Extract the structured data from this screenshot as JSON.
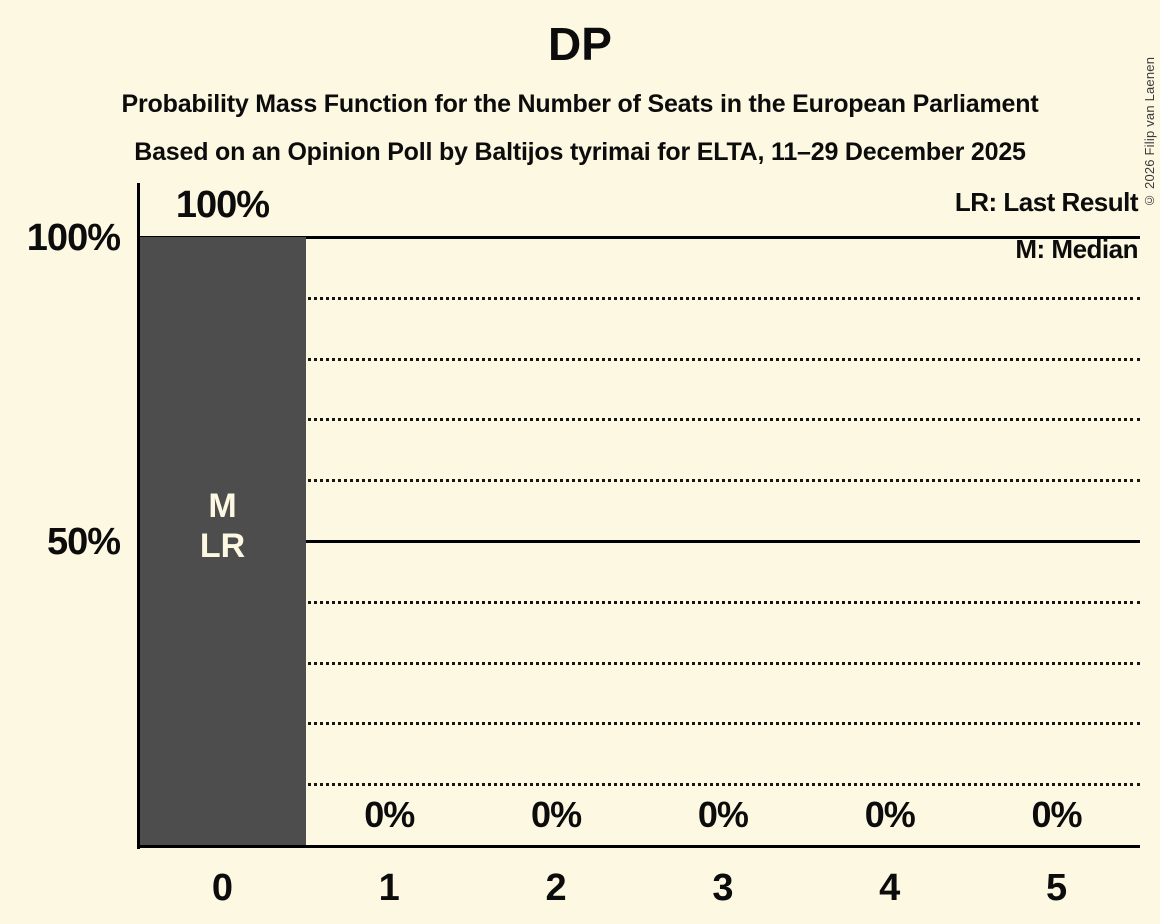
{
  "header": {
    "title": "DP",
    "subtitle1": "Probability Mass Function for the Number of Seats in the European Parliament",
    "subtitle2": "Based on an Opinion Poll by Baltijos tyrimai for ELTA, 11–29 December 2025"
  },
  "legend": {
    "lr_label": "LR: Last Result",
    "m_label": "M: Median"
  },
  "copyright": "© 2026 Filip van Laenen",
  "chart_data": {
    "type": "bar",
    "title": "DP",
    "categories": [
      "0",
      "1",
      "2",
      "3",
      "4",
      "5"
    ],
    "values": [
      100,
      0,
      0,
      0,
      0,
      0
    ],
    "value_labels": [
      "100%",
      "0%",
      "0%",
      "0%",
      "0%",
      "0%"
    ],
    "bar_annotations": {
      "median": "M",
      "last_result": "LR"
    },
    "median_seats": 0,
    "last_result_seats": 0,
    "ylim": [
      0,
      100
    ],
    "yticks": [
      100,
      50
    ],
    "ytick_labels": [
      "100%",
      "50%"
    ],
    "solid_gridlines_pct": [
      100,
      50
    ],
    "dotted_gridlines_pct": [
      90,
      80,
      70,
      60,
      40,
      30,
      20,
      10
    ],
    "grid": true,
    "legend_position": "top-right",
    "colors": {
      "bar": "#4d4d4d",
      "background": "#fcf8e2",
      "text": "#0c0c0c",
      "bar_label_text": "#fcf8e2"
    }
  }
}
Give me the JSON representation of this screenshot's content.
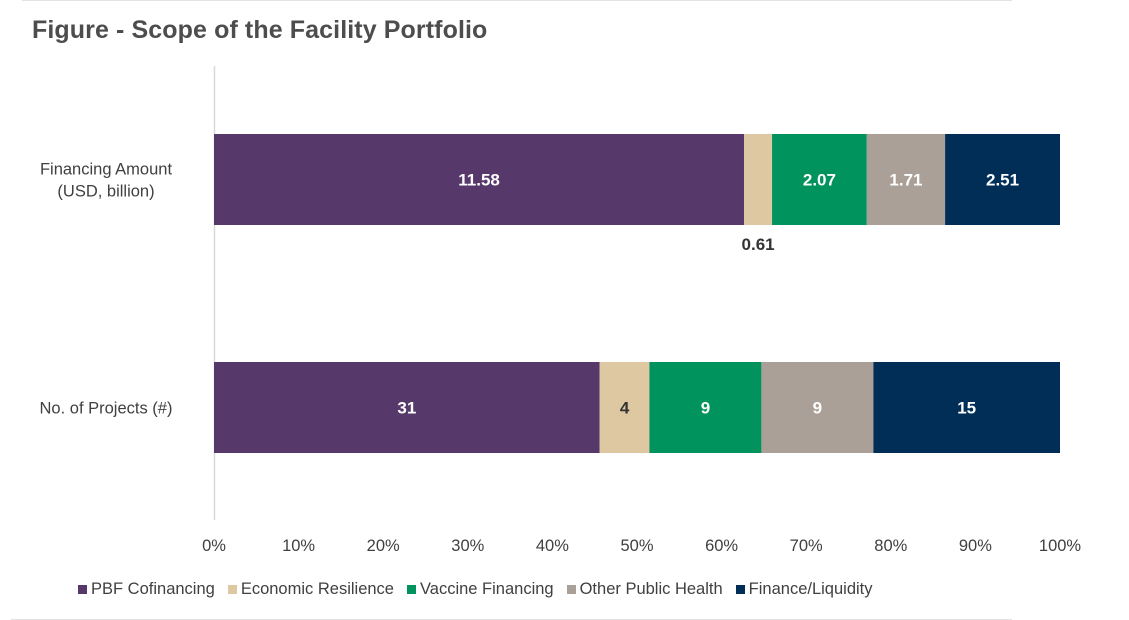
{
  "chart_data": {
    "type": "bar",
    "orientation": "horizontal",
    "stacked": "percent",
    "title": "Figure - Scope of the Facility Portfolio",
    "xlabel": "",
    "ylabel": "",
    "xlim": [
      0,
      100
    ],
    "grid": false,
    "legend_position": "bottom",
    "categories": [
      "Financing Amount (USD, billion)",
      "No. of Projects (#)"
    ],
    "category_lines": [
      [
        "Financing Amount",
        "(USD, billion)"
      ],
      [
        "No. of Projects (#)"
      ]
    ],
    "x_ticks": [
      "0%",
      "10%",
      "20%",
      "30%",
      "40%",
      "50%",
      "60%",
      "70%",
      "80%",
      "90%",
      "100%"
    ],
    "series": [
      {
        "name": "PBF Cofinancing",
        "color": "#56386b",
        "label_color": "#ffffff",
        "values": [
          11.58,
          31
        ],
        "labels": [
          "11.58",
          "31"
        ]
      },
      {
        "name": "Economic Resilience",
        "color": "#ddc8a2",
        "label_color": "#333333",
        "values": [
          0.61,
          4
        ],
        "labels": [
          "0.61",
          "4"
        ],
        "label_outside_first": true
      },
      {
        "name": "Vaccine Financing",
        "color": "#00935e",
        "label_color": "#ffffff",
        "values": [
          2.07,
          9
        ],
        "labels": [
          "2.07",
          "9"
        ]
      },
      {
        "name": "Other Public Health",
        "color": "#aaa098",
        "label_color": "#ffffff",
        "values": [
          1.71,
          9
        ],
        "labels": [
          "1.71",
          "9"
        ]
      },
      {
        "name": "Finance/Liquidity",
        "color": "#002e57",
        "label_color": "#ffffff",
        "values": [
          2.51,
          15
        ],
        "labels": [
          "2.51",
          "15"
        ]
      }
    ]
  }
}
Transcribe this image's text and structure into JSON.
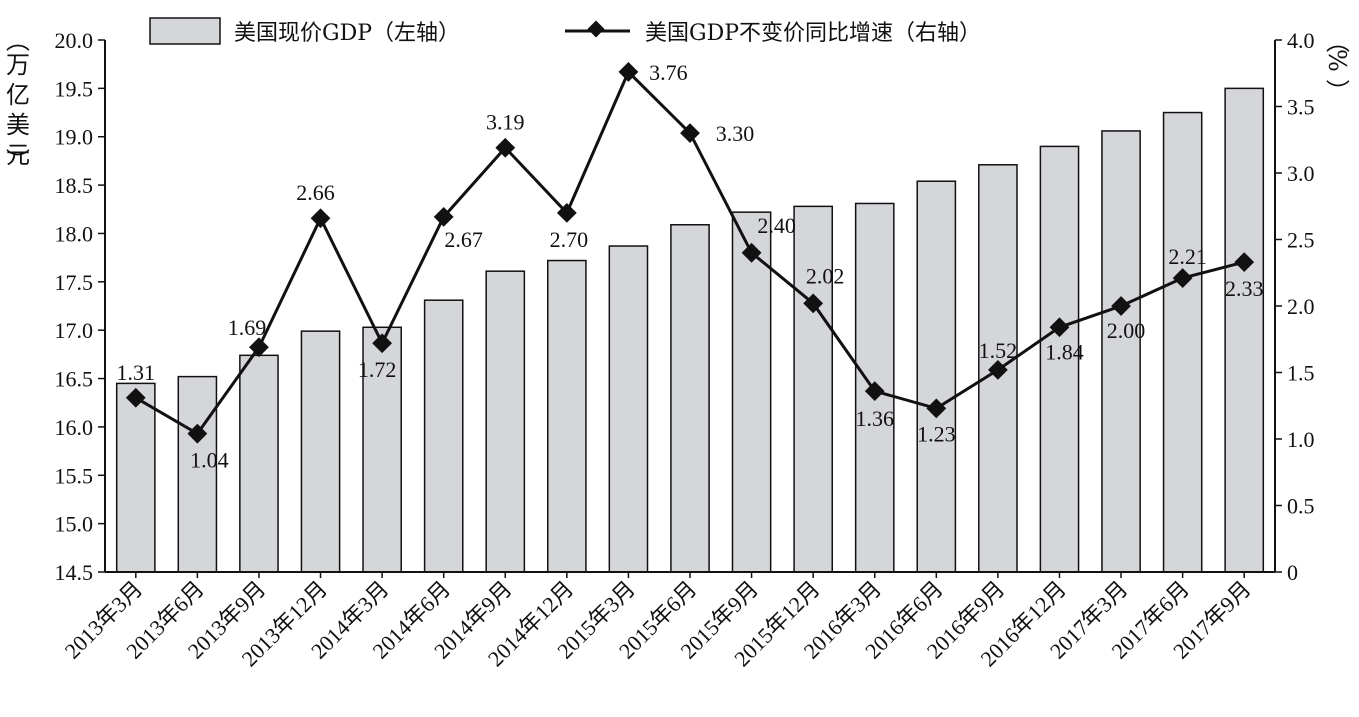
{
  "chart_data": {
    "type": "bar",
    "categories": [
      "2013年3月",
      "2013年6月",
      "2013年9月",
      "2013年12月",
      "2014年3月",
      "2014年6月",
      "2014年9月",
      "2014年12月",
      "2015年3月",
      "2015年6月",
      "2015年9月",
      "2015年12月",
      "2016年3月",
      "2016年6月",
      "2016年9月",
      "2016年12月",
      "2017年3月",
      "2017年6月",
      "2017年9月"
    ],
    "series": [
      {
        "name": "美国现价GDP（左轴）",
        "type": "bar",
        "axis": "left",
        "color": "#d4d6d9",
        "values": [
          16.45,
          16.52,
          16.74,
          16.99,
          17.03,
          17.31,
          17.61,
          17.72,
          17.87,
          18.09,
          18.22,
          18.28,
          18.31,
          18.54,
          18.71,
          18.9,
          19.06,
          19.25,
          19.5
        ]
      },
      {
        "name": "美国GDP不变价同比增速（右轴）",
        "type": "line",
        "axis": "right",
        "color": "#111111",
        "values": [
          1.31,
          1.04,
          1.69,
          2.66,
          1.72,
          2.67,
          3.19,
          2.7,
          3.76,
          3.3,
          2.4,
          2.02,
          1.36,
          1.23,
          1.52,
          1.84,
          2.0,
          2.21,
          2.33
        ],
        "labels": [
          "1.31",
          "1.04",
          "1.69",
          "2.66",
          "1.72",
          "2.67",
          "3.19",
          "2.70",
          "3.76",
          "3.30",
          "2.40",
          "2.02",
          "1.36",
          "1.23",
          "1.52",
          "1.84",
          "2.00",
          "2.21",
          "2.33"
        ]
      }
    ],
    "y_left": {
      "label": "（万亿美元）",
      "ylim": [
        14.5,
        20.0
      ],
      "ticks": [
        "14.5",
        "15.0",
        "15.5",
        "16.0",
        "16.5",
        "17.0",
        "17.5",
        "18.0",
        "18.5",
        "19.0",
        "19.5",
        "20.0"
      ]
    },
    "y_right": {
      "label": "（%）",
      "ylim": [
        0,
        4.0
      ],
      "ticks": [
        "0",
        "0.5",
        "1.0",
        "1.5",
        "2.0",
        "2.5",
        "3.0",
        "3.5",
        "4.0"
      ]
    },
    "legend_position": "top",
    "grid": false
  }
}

- SHORT EXERCISE: Write out the data precisely as given, excluding the pictures.

- TASK ANSWER:
Extract the structured data from this screenshot as JSON.
{
  "header": {
    "title": "DP",
    "subtitle1": "Probability Mass Function for the Number of Seats in the European Parliament",
    "subtitle2": "Based on an Opinion Poll by Baltijos tyrimai for ELTA, 11–29 December 2025"
  },
  "legend": {
    "lr_label": "LR: Last Result",
    "m_label": "M: Median"
  },
  "copyright": "© 2026 Filip van Laenen",
  "chart_data": {
    "type": "bar",
    "title": "DP",
    "categories": [
      "0",
      "1",
      "2",
      "3",
      "4",
      "5"
    ],
    "values": [
      100,
      0,
      0,
      0,
      0,
      0
    ],
    "value_labels": [
      "100%",
      "0%",
      "0%",
      "0%",
      "0%",
      "0%"
    ],
    "bar_annotations": {
      "median": "M",
      "last_result": "LR"
    },
    "median_seats": 0,
    "last_result_seats": 0,
    "ylim": [
      0,
      100
    ],
    "yticks": [
      100,
      50
    ],
    "ytick_labels": [
      "100%",
      "50%"
    ],
    "solid_gridlines_pct": [
      100,
      50
    ],
    "dotted_gridlines_pct": [
      90,
      80,
      70,
      60,
      40,
      30,
      20,
      10
    ],
    "grid": true,
    "legend_position": "top-right",
    "colors": {
      "bar": "#4d4d4d",
      "background": "#fcf8e2",
      "text": "#0c0c0c",
      "bar_label_text": "#fcf8e2"
    }
  }
}
Give me the JSON representation of this screenshot's content.
{
  "chart_data": {
    "type": "bar",
    "orientation": "horizontal",
    "stacked": "percent",
    "title": "Figure - Scope of the Facility Portfolio",
    "xlabel": "",
    "ylabel": "",
    "xlim": [
      0,
      100
    ],
    "grid": false,
    "legend_position": "bottom",
    "categories": [
      "Financing Amount (USD, billion)",
      "No. of Projects (#)"
    ],
    "category_lines": [
      [
        "Financing Amount",
        "(USD, billion)"
      ],
      [
        "No. of Projects (#)"
      ]
    ],
    "x_ticks": [
      "0%",
      "10%",
      "20%",
      "30%",
      "40%",
      "50%",
      "60%",
      "70%",
      "80%",
      "90%",
      "100%"
    ],
    "series": [
      {
        "name": "PBF Cofinancing",
        "color": "#56386b",
        "label_color": "#ffffff",
        "values": [
          11.58,
          31
        ],
        "labels": [
          "11.58",
          "31"
        ]
      },
      {
        "name": "Economic Resilience",
        "color": "#ddc8a2",
        "label_color": "#333333",
        "values": [
          0.61,
          4
        ],
        "labels": [
          "0.61",
          "4"
        ],
        "label_outside_first": true
      },
      {
        "name": "Vaccine Financing",
        "color": "#00935e",
        "label_color": "#ffffff",
        "values": [
          2.07,
          9
        ],
        "labels": [
          "2.07",
          "9"
        ]
      },
      {
        "name": "Other Public Health",
        "color": "#aaa098",
        "label_color": "#ffffff",
        "values": [
          1.71,
          9
        ],
        "labels": [
          "1.71",
          "9"
        ]
      },
      {
        "name": "Finance/Liquidity",
        "color": "#002e57",
        "label_color": "#ffffff",
        "values": [
          2.51,
          15
        ],
        "labels": [
          "2.51",
          "15"
        ]
      }
    ]
  }
}
Transcribe this image's text and structure into JSON.
{
  "chart_data": {
    "type": "bar",
    "categories": [
      "2013年3月",
      "2013年6月",
      "2013年9月",
      "2013年12月",
      "2014年3月",
      "2014年6月",
      "2014年9月",
      "2014年12月",
      "2015年3月",
      "2015年6月",
      "2015年9月",
      "2015年12月",
      "2016年3月",
      "2016年6月",
      "2016年9月",
      "2016年12月",
      "2017年3月",
      "2017年6月",
      "2017年9月"
    ],
    "series": [
      {
        "name": "美国现价GDP（左轴）",
        "type": "bar",
        "axis": "left",
        "color": "#d4d6d9",
        "values": [
          16.45,
          16.52,
          16.74,
          16.99,
          17.03,
          17.31,
          17.61,
          17.72,
          17.87,
          18.09,
          18.22,
          18.28,
          18.31,
          18.54,
          18.71,
          18.9,
          19.06,
          19.25,
          19.5
        ]
      },
      {
        "name": "美国GDP不变价同比增速（右轴）",
        "type": "line",
        "axis": "right",
        "color": "#111111",
        "values": [
          1.31,
          1.04,
          1.69,
          2.66,
          1.72,
          2.67,
          3.19,
          2.7,
          3.76,
          3.3,
          2.4,
          2.02,
          1.36,
          1.23,
          1.52,
          1.84,
          2.0,
          2.21,
          2.33
        ],
        "labels": [
          "1.31",
          "1.04",
          "1.69",
          "2.66",
          "1.72",
          "2.67",
          "3.19",
          "2.70",
          "3.76",
          "3.30",
          "2.40",
          "2.02",
          "1.36",
          "1.23",
          "1.52",
          "1.84",
          "2.00",
          "2.21",
          "2.33"
        ]
      }
    ],
    "y_left": {
      "label": "（万亿美元）",
      "ylim": [
        14.5,
        20.0
      ],
      "ticks": [
        "14.5",
        "15.0",
        "15.5",
        "16.0",
        "16.5",
        "17.0",
        "17.5",
        "18.0",
        "18.5",
        "19.0",
        "19.5",
        "20.0"
      ]
    },
    "y_right": {
      "label": "（%）",
      "ylim": [
        0,
        4.0
      ],
      "ticks": [
        "0",
        "0.5",
        "1.0",
        "1.5",
        "2.0",
        "2.5",
        "3.0",
        "3.5",
        "4.0"
      ]
    },
    "legend_position": "top",
    "grid": false
  }
}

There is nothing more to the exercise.